__Directions__
Type out the data exactly as given. Skip any image.

__Listing__

────────────────

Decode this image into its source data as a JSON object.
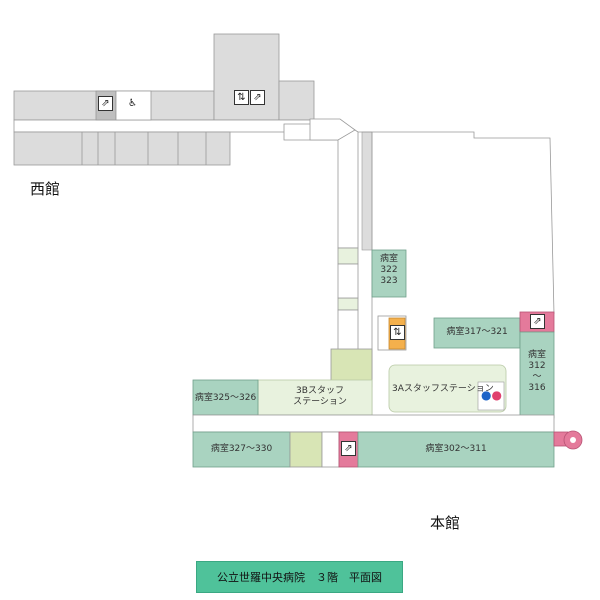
{
  "title": "公立世羅中央病院　３階　平面図",
  "buildings": {
    "west": "西館",
    "main": "本館"
  },
  "rooms": {
    "r322_323_line1": "病室",
    "r322_323_line2": "322",
    "r322_323_line3": "323",
    "r317_321": "病室317～321",
    "r312_316_line1": "病室",
    "r312_316_line2": "312",
    "r312_316_line3": "～",
    "r312_316_line4": "316",
    "r325_326": "病室325～326",
    "r327_330": "病室327～330",
    "r302_311": "病室302～311"
  },
  "stations": {
    "s3b_line1": "3Bスタッフ",
    "s3b_line2": "ステーション",
    "s3a": "3Aスタッフステーション"
  },
  "icons": {
    "escalator": "escalator-icon",
    "wheelchair_toilet": "accessible-toilet-icon",
    "elevator": "elevator-icon",
    "restroom": "restroom-icon"
  },
  "colors": {
    "room_green": "#a9d3c0",
    "station_fill": "#e8f2de",
    "olive": "#d8e5b5",
    "stair_pink": "#e47a9b",
    "elevator_orange": "#f4b04c",
    "gray_fill": "#dcdcdc",
    "title_bg": "#4fc29a"
  }
}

────────────────

__Response to the task__
Decode this image into its source data as a JSON object.
{
  "title": "公立世羅中央病院　３階　平面図",
  "buildings": {
    "west": "西館",
    "main": "本館"
  },
  "rooms": {
    "r322_323_line1": "病室",
    "r322_323_line2": "322",
    "r322_323_line3": "323",
    "r317_321": "病室317～321",
    "r312_316_line1": "病室",
    "r312_316_line2": "312",
    "r312_316_line3": "～",
    "r312_316_line4": "316",
    "r325_326": "病室325～326",
    "r327_330": "病室327～330",
    "r302_311": "病室302～311"
  },
  "stations": {
    "s3b_line1": "3Bスタッフ",
    "s3b_line2": "ステーション",
    "s3a": "3Aスタッフステーション"
  },
  "icons": {
    "escalator": "escalator-icon",
    "wheelchair_toilet": "accessible-toilet-icon",
    "elevator": "elevator-icon",
    "restroom": "restroom-icon"
  },
  "colors": {
    "room_green": "#a9d3c0",
    "station_fill": "#e8f2de",
    "olive": "#d8e5b5",
    "stair_pink": "#e47a9b",
    "elevator_orange": "#f4b04c",
    "gray_fill": "#dcdcdc",
    "title_bg": "#4fc29a"
  }
}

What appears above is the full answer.